## Directive:
Omit the images. Copy each entry word for word.

## Stored data:
· · ·
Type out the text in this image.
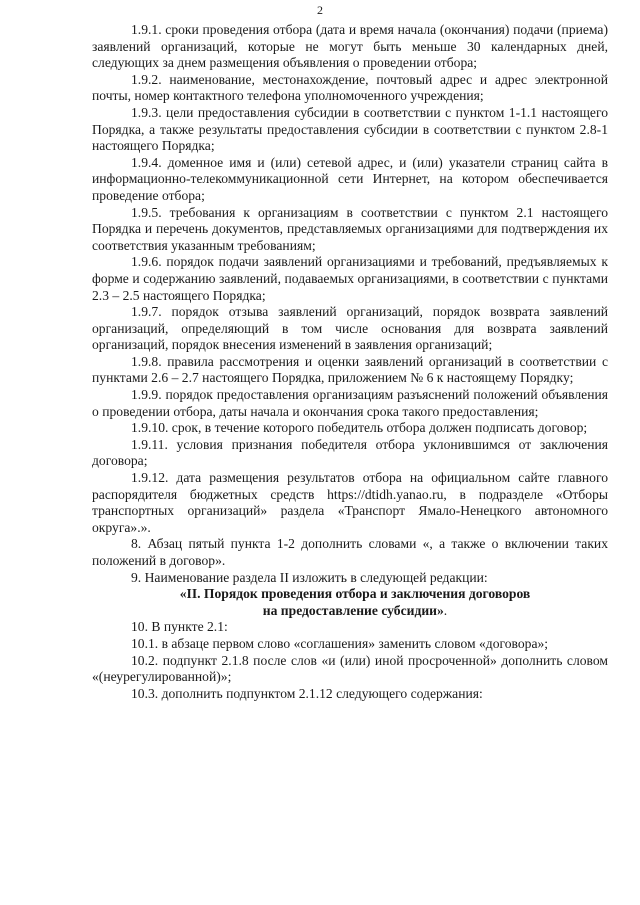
2

1.9.1. сроки проведения отбора (дата и время начала (окончания) подачи (приема) заявлений организаций, которые не могут быть меньше 30 календарных дней, следующих за днем размещения объявления о проведении отбора;

1.9.2. наименование, местонахождение, почтовый адрес и адрес электронной почты, номер контактного телефона уполномоченного учреждения;

1.9.3. цели предоставления субсидии в соответствии с пунктом 1-1.1 настоящего Порядка, а также результаты предоставления субсидии в соответствии с пунктом 2.8-1 настоящего Порядка;

1.9.4. доменное имя и (или) сетевой адрес, и (или) указатели страниц сайта в информационно-телекоммуникационной сети Интернет, на котором обеспечивается проведение отбора;

1.9.5. требования к организациям в соответствии с пунктом 2.1 настоящего Порядка и перечень документов, представляемых организациями для подтверждения их соответствия указанным требованиям;

1.9.6. порядок подачи заявлений организациями и требований, предъявляемых к форме и содержанию заявлений, подаваемых организациями, в соответствии с пунктами 2.3 – 2.5 настоящего Порядка;

1.9.7. порядок отзыва заявлений организаций, порядок возврата заявлений организаций, определяющий в том числе основания для возврата заявлений организаций, порядок внесения изменений в заявления организаций;

1.9.8. правила рассмотрения и оценки заявлений организаций в соответствии с пунктами 2.6 – 2.7 настоящего Порядка, приложением № 6 к настоящему Порядку;

1.9.9. порядок предоставления организациям разъяснений положений объявления о проведении отбора, даты начала и окончания срока такого предоставления;

1.9.10. срок, в течение которого победитель отбора должен подписать договор;

1.9.11. условия признания победителя отбора уклонившимся от заключения договора;

1.9.12. дата размещения результатов отбора на официальном сайте главного распорядителя бюджетных средств https://dtidh.yanao.ru, в подразделе «Отборы транспортных организаций» раздела «Транспорт Ямало-Ненецкого автономного округа».».

8. Абзац пятый пункта 1-2 дополнить словами «, а также о включении таких положений в договор».

9. Наименование раздела II изложить в следующей редакции:

«II. Порядок проведения отбора и заключения договоров
на предоставление субсидии».

10. В пункте 2.1:

10.1. в абзаце первом слово «соглашения» заменить словом «договора»;

10.2. подпункт 2.1.8 после слов «и (или) иной просроченной» дополнить словом «(неурегулированной)»;

10.3. дополнить подпунктом 2.1.12 следующего содержания:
· · ·
## Final answer:
Type out the text in this image.
2

1.9.1. сроки проведения отбора (дата и время начала (окончания) подачи (приема) заявлений организаций, которые не могут быть меньше 30 календарных дней, следующих за днем размещения объявления о проведении отбора;

1.9.2. наименование, местонахождение, почтовый адрес и адрес электронной почты, номер контактного телефона уполномоченного учреждения;

1.9.3. цели предоставления субсидии в соответствии с пунктом 1-1.1 настоящего Порядка, а также результаты предоставления субсидии в соответствии с пунктом 2.8-1 настоящего Порядка;

1.9.4. доменное имя и (или) сетевой адрес, и (или) указатели страниц сайта в информационно-телекоммуникационной сети Интернет, на котором обеспечивается проведение отбора;

1.9.5. требования к организациям в соответствии с пунктом 2.1 настоящего Порядка и перечень документов, представляемых организациями для подтверждения их соответствия указанным требованиям;

1.9.6. порядок подачи заявлений организациями и требований, предъявляемых к форме и содержанию заявлений, подаваемых организациями, в соответствии с пунктами 2.3 – 2.5 настоящего Порядка;

1.9.7. порядок отзыва заявлений организаций, порядок возврата заявлений организаций, определяющий в том числе основания для возврата заявлений организаций, порядок внесения изменений в заявления организаций;

1.9.8. правила рассмотрения и оценки заявлений организаций в соответствии с пунктами 2.6 – 2.7 настоящего Порядка, приложением № 6 к настоящему Порядку;

1.9.9. порядок предоставления организациям разъяснений положений объявления о проведении отбора, даты начала и окончания срока такого предоставления;

1.9.10. срок, в течение которого победитель отбора должен подписать договор;

1.9.11. условия признания победителя отбора уклонившимся от заключения договора;

1.9.12. дата размещения результатов отбора на официальном сайте главного распорядителя бюджетных средств https://dtidh.yanao.ru, в подразделе «Отборы транспортных организаций» раздела «Транспорт Ямало-Ненецкого автономного округа».».

8. Абзац пятый пункта 1-2 дополнить словами «, а также о включении таких положений в договор».

9. Наименование раздела II изложить в следующей редакции:

«II. Порядок проведения отбора и заключения договоров
на предоставление субсидии».

10. В пункте 2.1:

10.1. в абзаце первом слово «соглашения» заменить словом «договора»;

10.2. подпункт 2.1.8 после слов «и (или) иной просроченной» дополнить словом «(неурегулированной)»;

10.3. дополнить подпунктом 2.1.12 следующего содержания:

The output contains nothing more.